Exercise prompt:
Work out how many lines in the listing below include the word "JSON"; answer with the number alone.

--- Begin Record extracts ---

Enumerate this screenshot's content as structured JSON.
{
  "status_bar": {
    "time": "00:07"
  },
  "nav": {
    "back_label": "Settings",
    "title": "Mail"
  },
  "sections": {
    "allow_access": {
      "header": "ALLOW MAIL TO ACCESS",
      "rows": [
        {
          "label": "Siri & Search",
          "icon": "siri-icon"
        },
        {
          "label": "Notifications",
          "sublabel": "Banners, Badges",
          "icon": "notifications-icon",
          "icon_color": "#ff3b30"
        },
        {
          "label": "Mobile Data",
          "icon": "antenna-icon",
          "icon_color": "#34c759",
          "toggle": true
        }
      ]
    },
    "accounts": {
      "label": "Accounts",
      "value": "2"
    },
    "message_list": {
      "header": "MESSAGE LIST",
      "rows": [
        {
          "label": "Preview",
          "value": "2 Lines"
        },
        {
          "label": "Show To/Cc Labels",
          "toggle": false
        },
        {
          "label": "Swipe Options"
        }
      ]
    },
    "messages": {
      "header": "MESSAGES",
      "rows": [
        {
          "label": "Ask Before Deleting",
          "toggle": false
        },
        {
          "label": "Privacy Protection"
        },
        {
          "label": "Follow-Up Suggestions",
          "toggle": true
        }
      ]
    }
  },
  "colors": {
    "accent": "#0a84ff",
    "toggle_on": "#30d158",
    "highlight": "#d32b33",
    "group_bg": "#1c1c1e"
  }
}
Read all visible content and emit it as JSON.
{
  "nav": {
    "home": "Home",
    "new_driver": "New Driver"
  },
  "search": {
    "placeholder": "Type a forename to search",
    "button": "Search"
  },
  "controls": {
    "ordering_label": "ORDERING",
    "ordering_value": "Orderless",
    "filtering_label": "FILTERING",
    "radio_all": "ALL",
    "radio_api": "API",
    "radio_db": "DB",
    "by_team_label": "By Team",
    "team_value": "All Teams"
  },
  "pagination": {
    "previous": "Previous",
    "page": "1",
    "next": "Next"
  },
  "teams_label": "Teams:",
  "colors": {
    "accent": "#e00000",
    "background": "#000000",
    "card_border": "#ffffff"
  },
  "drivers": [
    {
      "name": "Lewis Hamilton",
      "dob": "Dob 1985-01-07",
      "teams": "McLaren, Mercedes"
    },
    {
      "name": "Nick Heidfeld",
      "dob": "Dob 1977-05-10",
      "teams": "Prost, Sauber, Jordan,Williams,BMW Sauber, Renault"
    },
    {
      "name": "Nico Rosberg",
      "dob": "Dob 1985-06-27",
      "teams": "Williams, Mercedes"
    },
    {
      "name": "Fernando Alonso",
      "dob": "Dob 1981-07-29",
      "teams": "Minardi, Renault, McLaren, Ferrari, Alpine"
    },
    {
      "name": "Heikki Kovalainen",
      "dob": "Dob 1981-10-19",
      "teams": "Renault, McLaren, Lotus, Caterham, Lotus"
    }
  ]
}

--- End Record extracts ---

Output:
2